== Dataset

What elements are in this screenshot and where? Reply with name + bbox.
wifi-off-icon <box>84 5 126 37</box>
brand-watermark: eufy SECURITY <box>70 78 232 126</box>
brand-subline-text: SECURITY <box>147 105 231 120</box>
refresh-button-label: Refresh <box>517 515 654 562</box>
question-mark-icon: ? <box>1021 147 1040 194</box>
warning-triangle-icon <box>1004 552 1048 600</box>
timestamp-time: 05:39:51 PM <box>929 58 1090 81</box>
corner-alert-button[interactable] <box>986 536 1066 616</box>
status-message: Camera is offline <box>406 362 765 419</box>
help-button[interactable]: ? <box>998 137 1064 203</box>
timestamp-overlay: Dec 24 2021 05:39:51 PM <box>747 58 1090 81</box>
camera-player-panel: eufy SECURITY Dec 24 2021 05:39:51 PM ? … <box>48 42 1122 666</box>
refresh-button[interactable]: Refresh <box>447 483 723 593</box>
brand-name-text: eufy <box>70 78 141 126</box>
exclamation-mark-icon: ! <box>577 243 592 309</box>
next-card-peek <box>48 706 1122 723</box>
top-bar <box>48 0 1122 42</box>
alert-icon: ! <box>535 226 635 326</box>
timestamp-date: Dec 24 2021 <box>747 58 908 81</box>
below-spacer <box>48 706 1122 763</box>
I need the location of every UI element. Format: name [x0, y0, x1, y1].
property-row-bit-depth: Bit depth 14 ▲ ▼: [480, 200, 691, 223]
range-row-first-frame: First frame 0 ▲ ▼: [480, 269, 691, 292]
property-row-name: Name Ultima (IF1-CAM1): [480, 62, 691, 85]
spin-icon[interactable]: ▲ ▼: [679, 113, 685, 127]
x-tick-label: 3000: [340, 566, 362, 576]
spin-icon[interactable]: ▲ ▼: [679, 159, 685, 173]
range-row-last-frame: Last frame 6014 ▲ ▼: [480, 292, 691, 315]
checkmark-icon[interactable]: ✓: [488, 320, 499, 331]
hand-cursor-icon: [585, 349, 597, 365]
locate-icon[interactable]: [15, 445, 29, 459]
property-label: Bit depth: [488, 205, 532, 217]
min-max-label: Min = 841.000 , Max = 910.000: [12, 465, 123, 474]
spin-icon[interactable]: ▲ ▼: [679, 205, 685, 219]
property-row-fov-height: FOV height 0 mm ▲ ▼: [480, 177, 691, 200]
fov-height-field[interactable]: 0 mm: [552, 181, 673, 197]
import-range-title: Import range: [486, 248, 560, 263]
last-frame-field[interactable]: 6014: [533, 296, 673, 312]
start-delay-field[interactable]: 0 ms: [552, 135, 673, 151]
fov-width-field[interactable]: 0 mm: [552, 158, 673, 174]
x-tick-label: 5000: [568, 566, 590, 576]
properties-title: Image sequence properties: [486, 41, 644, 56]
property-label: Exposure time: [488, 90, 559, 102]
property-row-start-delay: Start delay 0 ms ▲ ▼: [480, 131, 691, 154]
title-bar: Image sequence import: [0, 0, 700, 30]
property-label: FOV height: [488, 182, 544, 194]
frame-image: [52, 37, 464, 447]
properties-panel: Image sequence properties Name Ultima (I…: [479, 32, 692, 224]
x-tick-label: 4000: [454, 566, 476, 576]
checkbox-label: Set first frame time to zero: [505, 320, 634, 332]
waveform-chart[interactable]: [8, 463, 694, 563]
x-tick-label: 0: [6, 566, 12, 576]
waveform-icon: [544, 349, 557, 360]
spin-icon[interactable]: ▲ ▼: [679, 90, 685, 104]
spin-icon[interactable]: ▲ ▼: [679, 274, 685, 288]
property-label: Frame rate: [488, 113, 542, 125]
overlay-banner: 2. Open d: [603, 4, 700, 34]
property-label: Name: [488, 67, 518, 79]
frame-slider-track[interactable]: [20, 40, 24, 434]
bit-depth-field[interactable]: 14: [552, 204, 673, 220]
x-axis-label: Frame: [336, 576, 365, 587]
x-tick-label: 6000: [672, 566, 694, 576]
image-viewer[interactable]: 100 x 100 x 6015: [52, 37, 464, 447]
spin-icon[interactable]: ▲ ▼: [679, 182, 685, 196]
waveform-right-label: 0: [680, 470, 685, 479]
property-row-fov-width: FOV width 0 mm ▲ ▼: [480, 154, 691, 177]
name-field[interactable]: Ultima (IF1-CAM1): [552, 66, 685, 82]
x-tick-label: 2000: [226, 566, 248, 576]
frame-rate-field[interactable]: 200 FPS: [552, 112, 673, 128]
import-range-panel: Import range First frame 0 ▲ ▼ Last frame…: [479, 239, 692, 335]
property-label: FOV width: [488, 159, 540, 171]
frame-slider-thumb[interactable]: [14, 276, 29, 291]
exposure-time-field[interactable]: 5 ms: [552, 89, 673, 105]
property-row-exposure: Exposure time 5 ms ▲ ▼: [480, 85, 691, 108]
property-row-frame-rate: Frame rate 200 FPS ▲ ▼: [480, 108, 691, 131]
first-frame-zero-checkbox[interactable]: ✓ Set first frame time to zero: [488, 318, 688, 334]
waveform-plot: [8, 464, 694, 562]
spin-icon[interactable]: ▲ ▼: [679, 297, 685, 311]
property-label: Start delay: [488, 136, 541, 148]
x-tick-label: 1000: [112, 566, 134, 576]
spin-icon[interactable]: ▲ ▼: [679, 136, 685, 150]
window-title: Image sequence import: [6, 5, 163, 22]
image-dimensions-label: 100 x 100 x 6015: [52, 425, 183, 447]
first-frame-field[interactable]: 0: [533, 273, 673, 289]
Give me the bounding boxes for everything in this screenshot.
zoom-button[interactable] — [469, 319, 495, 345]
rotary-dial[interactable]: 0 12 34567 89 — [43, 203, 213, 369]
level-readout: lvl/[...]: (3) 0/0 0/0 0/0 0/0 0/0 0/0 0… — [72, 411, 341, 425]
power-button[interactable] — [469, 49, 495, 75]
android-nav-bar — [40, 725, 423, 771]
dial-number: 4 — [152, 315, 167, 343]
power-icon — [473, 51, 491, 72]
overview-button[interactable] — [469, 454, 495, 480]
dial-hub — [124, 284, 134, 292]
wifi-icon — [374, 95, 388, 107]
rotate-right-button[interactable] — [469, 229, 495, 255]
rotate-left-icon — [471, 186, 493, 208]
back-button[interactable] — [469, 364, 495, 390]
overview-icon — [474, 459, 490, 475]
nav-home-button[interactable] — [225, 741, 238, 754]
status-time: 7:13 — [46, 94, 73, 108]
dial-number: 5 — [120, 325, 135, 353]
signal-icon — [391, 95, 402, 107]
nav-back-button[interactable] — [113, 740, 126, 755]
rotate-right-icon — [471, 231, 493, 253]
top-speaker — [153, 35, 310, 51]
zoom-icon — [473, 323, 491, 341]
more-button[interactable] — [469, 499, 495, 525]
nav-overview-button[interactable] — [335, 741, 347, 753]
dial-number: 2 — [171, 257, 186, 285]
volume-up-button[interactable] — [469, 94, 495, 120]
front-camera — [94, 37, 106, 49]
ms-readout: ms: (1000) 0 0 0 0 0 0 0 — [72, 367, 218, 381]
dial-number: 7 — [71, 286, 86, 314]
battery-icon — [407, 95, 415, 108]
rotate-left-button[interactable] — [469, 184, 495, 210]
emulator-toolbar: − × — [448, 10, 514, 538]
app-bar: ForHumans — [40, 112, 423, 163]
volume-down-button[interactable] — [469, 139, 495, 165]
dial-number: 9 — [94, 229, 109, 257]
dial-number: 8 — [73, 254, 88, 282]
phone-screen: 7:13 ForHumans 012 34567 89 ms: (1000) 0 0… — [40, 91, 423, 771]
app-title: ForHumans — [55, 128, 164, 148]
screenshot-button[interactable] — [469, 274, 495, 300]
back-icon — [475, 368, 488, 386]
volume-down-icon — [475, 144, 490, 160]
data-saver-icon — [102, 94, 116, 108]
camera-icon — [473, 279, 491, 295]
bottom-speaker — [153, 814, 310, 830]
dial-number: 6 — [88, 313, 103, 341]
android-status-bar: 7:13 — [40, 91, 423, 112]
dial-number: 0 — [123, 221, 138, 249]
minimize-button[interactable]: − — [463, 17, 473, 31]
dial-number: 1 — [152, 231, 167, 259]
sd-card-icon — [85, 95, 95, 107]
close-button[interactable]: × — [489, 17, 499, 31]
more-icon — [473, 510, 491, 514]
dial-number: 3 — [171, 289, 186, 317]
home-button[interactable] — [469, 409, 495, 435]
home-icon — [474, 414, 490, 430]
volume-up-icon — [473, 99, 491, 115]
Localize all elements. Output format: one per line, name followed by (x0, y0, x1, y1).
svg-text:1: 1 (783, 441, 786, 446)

====

• Exercise details
Report every line of the material above that contains the word "card", copying each line in full. Case counts.

• Answer
next-card-peek <box>48 706 1122 723</box>
sd-card-icon — [85, 95, 95, 107]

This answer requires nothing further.